» **Given task**: In the material below, find each line holding the string "name" and copy it.

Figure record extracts

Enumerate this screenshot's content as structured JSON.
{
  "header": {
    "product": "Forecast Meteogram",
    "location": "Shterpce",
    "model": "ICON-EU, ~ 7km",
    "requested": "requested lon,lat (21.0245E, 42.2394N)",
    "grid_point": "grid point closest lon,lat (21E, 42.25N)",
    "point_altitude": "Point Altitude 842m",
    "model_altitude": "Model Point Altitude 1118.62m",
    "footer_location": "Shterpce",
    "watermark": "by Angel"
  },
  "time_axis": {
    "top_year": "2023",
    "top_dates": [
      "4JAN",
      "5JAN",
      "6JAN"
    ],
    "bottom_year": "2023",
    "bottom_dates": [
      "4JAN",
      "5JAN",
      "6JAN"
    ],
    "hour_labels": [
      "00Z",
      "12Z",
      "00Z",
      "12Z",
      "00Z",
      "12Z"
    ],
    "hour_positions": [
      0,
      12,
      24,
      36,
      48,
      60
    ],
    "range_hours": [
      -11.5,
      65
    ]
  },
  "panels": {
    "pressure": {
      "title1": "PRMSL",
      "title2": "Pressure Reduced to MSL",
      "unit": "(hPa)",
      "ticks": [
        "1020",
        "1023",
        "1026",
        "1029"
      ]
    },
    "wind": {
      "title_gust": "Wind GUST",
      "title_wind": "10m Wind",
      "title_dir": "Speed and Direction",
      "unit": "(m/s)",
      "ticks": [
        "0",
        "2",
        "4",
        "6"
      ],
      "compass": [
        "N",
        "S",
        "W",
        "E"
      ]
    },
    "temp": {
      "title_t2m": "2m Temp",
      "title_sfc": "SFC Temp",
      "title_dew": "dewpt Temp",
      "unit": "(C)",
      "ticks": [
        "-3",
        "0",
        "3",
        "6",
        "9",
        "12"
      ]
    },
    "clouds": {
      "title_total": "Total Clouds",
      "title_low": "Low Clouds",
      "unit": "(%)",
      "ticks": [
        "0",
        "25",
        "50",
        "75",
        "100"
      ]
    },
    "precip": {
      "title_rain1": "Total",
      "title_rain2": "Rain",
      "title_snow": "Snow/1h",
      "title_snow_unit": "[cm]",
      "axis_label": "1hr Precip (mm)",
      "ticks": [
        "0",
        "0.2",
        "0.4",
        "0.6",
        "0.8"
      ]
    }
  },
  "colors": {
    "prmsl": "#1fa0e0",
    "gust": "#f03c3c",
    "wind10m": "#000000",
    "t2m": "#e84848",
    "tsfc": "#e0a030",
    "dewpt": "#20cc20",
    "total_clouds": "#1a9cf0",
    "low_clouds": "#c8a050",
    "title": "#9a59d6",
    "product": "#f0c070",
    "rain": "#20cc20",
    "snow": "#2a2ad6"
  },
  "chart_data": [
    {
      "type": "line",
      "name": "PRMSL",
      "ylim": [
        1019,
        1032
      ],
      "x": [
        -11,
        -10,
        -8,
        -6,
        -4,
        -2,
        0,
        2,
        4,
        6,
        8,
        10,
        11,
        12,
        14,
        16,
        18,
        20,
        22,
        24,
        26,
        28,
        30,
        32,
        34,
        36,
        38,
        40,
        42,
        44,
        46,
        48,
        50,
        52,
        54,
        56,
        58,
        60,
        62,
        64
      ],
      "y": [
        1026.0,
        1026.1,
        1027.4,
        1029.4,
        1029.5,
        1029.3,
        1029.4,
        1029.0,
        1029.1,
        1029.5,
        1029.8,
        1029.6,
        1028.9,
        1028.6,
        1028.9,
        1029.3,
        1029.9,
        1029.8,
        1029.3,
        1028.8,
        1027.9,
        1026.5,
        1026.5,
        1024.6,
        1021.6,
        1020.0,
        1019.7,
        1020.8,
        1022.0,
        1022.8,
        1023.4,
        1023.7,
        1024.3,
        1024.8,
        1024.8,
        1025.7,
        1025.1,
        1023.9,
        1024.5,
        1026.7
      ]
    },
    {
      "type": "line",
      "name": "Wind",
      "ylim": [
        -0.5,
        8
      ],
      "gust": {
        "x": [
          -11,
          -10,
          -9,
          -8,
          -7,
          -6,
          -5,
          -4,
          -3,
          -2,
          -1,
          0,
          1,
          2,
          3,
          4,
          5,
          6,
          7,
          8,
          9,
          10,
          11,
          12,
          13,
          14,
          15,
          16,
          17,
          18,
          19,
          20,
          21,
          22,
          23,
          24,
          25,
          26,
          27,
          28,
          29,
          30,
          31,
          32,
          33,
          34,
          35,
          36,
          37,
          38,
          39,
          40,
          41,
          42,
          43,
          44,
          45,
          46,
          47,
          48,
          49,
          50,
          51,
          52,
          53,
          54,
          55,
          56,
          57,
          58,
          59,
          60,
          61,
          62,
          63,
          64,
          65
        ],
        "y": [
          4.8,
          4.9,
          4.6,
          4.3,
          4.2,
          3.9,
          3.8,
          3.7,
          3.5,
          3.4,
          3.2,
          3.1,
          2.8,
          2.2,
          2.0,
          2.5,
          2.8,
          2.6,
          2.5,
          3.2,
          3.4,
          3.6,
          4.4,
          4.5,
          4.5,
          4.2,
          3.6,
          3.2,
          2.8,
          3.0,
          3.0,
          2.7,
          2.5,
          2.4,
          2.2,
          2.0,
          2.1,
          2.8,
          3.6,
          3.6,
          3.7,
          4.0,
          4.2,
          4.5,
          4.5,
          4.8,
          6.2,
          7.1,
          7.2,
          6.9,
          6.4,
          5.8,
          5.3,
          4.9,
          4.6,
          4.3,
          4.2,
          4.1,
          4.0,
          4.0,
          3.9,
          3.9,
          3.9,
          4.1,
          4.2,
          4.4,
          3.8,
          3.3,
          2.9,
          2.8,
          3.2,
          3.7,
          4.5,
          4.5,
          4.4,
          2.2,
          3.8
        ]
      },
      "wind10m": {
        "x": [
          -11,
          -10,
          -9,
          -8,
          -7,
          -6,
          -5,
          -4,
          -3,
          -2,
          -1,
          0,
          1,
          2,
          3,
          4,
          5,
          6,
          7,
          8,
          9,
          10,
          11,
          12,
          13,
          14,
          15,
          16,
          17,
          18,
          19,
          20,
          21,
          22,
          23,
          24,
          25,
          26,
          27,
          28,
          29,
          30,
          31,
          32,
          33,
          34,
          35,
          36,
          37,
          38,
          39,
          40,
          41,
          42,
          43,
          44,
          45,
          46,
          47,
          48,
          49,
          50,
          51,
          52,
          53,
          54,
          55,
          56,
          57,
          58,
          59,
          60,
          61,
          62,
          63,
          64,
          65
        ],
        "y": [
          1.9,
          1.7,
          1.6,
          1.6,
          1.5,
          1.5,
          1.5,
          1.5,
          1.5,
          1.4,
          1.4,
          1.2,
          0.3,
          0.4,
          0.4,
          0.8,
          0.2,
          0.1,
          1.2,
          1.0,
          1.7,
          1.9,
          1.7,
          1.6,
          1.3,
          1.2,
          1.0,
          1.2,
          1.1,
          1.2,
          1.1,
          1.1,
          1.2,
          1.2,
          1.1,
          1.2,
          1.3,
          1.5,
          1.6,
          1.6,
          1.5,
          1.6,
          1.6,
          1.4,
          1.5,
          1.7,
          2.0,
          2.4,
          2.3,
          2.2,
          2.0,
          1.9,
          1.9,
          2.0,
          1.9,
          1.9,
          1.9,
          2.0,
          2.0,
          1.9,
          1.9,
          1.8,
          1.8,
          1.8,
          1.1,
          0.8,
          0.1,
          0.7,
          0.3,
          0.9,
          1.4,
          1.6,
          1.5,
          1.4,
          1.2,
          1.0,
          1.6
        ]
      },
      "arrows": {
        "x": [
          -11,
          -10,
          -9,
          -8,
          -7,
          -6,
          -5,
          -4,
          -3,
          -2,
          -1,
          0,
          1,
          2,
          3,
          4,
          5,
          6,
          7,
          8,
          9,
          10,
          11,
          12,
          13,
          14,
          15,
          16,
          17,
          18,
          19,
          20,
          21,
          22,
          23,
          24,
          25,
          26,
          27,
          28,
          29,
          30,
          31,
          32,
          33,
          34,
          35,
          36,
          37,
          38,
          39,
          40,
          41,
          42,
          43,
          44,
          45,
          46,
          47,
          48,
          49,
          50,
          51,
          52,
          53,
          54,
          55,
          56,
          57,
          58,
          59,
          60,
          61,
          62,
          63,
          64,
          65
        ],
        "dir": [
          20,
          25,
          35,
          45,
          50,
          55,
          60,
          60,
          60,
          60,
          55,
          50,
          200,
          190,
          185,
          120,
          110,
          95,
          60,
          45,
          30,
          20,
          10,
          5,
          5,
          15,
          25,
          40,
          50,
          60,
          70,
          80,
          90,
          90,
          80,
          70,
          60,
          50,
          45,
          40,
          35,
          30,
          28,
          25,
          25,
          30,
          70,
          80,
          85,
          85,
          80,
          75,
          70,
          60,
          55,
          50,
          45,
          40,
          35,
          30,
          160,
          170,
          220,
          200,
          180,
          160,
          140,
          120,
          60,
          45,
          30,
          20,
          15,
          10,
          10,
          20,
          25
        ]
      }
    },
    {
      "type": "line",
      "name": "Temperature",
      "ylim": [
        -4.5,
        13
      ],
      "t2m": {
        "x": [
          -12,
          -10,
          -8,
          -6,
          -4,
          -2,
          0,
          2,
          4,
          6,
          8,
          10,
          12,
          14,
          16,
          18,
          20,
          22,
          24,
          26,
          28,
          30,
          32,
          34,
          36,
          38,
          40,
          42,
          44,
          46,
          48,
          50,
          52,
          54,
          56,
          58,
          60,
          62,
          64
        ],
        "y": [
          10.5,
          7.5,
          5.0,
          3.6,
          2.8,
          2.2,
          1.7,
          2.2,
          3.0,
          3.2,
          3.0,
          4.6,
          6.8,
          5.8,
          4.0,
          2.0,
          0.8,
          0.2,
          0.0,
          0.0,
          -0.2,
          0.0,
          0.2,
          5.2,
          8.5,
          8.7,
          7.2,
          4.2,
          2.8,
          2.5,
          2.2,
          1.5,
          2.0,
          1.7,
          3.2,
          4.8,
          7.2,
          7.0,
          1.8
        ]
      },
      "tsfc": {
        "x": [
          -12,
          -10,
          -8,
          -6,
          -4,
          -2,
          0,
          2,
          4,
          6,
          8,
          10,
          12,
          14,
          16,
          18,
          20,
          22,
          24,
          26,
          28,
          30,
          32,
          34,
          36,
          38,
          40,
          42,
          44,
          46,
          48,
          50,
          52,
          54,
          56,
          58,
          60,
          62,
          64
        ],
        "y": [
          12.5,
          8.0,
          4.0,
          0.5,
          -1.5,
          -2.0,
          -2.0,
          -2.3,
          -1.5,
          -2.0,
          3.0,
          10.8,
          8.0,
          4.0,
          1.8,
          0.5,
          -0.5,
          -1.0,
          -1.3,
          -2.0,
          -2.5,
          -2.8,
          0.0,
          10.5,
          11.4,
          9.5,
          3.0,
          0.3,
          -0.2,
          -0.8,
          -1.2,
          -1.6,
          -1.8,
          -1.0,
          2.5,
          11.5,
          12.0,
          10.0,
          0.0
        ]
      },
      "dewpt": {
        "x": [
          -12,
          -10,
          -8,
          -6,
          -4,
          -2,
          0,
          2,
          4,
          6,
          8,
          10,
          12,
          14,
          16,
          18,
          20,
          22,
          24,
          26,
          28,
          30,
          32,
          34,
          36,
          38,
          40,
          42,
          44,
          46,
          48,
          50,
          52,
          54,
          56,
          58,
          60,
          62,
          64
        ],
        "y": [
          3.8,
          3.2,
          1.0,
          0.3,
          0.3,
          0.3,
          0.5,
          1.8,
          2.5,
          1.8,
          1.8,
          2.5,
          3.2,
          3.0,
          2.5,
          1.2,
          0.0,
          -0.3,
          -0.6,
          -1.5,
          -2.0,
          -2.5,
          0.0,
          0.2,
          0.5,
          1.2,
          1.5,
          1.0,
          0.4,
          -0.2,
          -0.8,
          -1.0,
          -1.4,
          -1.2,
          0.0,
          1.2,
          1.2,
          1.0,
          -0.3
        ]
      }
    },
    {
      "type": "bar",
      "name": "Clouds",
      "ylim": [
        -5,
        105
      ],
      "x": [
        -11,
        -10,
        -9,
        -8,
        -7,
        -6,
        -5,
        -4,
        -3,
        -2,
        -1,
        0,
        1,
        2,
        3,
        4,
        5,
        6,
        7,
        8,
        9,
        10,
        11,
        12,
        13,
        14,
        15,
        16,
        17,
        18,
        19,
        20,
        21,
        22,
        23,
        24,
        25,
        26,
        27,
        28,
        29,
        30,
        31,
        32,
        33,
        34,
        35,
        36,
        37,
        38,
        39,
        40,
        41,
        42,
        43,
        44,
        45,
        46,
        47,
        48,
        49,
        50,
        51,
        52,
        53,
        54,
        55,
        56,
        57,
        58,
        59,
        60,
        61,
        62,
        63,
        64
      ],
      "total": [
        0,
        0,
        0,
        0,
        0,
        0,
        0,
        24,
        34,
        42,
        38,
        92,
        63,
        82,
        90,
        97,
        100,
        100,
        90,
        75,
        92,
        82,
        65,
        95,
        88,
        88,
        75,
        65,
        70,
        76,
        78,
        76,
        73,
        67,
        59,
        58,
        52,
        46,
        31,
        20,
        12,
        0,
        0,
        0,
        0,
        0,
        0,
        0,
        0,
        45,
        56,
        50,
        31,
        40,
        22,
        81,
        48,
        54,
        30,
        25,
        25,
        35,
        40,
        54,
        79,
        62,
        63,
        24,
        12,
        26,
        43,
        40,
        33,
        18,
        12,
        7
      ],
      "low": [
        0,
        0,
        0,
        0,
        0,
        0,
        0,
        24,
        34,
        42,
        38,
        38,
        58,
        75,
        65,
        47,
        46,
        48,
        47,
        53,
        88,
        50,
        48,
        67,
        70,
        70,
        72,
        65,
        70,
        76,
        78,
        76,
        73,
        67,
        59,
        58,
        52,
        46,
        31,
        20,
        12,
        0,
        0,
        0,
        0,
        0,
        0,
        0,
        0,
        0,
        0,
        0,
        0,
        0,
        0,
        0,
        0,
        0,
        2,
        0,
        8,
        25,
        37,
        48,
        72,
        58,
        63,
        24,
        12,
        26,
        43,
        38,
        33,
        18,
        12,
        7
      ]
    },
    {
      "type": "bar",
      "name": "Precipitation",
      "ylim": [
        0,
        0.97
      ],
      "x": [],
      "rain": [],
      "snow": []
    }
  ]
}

» **Response to the task**:
      "name": "PRMSL",
      "name": "Wind",
      "name": "Temperature",
      "name": "Clouds",
      "name": "Precipitation",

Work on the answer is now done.